Instructions for the task
Copy out all lines carrying the word "weighted".
** START OF Dataset **
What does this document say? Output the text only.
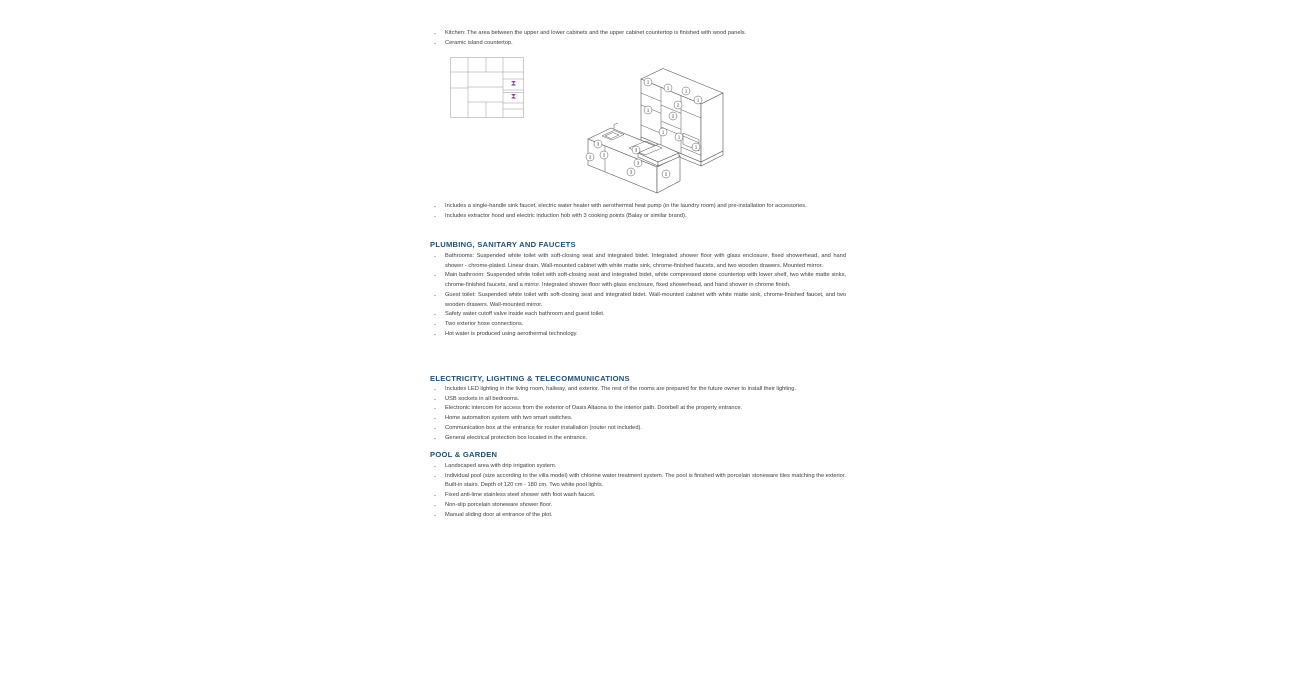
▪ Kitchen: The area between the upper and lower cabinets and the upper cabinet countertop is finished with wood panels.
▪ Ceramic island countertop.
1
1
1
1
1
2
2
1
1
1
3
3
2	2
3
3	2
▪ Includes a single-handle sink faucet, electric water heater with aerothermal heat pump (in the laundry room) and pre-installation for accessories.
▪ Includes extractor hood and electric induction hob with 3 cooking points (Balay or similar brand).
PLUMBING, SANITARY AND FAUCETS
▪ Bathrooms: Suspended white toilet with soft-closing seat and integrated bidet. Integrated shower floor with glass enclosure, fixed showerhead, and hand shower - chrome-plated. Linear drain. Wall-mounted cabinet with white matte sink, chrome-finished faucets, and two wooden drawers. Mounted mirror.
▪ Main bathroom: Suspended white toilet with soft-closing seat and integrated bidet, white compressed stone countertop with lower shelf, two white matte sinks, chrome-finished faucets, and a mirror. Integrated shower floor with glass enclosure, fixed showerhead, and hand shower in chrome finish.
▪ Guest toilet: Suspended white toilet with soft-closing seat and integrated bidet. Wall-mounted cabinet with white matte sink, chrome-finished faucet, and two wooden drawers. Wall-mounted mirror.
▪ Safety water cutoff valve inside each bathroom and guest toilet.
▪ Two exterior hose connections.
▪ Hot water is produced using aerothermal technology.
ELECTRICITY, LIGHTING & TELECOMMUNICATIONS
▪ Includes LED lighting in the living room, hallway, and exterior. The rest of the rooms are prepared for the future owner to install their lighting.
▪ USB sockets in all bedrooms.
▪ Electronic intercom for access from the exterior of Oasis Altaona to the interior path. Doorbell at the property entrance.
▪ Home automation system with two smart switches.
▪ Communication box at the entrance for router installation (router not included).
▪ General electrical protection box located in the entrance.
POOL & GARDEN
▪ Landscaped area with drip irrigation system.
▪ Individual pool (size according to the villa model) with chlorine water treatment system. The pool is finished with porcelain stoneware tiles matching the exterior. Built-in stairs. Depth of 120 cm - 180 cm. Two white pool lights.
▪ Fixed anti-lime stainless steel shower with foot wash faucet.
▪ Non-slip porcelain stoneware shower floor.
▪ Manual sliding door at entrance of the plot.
** END OF Dataset **
** START OF Dataset **
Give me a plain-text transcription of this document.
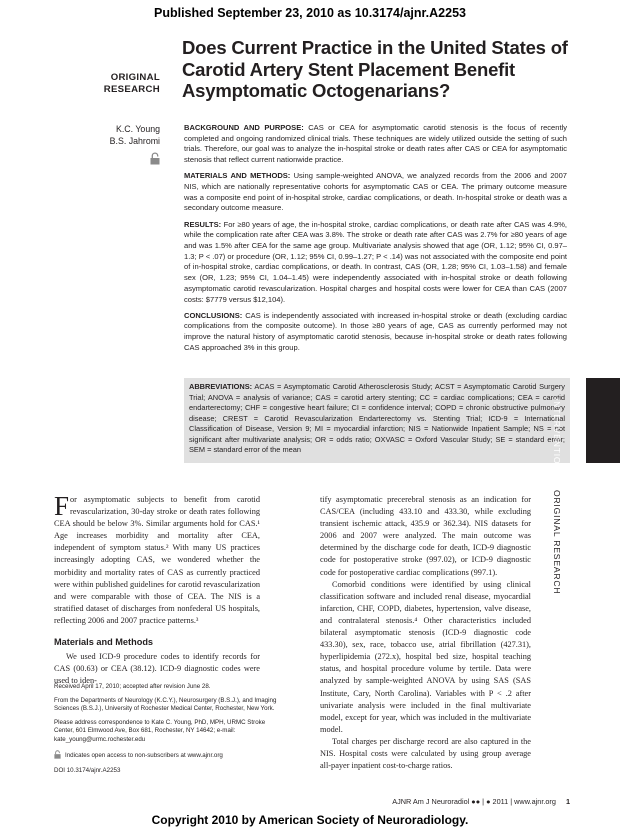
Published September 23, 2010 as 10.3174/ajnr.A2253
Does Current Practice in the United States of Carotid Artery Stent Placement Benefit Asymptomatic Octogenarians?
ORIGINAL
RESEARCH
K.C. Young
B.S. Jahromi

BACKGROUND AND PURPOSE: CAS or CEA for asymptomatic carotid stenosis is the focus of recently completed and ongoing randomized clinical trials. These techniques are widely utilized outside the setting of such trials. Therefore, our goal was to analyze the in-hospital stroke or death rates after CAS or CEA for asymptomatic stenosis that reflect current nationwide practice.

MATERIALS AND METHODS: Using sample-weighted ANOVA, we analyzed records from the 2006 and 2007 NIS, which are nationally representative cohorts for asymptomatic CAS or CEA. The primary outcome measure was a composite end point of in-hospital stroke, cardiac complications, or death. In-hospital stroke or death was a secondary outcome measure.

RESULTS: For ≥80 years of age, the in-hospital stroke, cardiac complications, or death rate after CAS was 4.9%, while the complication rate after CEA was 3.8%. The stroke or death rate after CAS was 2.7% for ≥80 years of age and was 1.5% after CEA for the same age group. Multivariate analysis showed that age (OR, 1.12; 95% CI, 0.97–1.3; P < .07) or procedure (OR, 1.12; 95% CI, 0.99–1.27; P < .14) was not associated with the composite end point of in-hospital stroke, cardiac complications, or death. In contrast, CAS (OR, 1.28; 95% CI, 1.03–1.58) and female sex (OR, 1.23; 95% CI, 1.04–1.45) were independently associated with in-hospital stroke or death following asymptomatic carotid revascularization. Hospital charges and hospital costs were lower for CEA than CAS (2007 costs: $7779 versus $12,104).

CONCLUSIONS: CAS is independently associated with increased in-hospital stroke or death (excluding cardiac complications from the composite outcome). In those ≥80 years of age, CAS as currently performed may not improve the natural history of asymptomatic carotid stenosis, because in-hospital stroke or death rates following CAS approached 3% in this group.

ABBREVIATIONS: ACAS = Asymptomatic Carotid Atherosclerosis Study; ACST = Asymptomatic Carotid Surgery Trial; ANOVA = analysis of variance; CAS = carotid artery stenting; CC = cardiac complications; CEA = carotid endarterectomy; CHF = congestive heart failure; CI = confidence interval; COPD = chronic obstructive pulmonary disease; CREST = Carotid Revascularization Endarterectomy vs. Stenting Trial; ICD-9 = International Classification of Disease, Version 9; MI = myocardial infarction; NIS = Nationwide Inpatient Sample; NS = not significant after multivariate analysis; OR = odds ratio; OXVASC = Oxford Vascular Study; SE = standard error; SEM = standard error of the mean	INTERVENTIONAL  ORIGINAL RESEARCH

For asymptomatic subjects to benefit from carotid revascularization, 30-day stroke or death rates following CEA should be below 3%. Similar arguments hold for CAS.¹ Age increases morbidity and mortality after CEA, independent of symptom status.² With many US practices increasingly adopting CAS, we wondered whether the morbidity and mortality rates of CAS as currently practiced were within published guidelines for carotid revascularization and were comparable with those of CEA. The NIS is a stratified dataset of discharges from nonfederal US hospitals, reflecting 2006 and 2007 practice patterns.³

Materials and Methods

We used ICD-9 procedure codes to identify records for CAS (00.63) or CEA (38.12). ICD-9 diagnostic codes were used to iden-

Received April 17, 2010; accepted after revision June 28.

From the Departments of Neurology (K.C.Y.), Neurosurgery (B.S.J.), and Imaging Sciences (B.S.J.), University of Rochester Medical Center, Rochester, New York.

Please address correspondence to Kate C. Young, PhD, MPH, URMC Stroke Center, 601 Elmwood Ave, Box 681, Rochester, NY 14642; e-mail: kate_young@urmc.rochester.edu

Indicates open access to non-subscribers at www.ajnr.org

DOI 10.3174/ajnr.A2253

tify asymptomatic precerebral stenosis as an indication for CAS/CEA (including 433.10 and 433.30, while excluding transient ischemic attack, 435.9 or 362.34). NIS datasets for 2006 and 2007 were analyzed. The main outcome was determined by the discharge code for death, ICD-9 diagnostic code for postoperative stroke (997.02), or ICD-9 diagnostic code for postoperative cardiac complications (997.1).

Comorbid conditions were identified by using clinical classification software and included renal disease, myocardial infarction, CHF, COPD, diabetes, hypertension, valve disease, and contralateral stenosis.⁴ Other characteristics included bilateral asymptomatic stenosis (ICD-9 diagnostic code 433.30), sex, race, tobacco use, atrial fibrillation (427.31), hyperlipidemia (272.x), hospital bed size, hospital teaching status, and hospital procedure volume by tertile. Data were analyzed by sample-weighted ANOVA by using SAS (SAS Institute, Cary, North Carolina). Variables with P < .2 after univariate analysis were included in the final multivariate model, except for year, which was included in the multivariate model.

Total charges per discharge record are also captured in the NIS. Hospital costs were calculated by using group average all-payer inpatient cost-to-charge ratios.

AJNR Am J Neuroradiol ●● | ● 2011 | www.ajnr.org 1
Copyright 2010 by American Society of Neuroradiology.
** END OF Dataset **
Solution
MATERIALS AND METHODS: Using sample-weighted ANOVA, we analyzed records from the 2006 and 2007 NIS, which are nationally representative cohorts for asymptomatic CAS or CEA. The primary outcome measure was a composite end point of in-hospital stroke, cardiac complications, or death. In-hospital stroke or death was a secondary outcome measure.
Comorbid conditions were identified by using clinical classification software and included renal disease, myocardial infarction, CHF, COPD, diabetes, hypertension, valve disease, and contralateral stenosis.⁴ Other characteristics included bilateral asymptomatic stenosis (ICD-9 diagnostic code 433.30), sex, race, tobacco use, atrial fibrillation (427.31), hyperlipidemia (272.x), hospital bed size, hospital teaching status, and hospital procedure volume by tertile. Data were analyzed by sample-weighted ANOVA by using SAS (SAS Institute, Cary, North Carolina). Variables with P < .2 after univariate analysis were included in the final multivariate model, except for year, which was included in the multivariate model.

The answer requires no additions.